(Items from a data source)

# # # # #

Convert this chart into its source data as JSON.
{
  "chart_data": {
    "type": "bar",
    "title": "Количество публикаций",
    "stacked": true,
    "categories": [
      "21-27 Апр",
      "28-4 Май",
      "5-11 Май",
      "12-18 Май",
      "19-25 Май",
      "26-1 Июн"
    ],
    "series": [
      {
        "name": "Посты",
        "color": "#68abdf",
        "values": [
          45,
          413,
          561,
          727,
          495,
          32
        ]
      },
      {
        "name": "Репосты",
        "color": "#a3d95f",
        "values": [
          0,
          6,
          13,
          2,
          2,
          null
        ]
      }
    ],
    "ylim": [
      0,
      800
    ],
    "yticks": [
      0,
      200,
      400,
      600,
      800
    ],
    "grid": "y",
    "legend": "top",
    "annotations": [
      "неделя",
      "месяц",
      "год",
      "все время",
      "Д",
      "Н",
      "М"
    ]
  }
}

# # # # #

Repeat every record, keeping each word and mark exactly as it is.

Convert this chart into its source data as JSON.
{
  "chart_data": {
    "type": "bar",
    "title": "Количество публикаций",
    "stacked": true,
    "categories": [
      "21-27 Апр",
      "28-4 Май",
      "5-11 Май",
      "12-18 Май",
      "19-25 Май",
      "26-1 Июн"
    ],
    "series": [
      {
        "name": "Посты",
        "color": "#68abdf",
        "values": [
          45,
          413,
          561,
          727,
          495,
          32
        ]
      },
      {
        "name": "Репосты",
        "color": "#a3d95f",
        "values": [
          0,
          6,
          13,
          2,
          2,
          null
        ]
      }
    ],
    "ylim": [
      0,
      800
    ],
    "yticks": [
      0,
      200,
      400,
      600,
      800
    ],
    "grid": "y",
    "legend": "top",
    "annotations": [
      "неделя",
      "месяц",
      "год",
      "все время",
      "Д",
      "Н",
      "М"
    ]
  }
}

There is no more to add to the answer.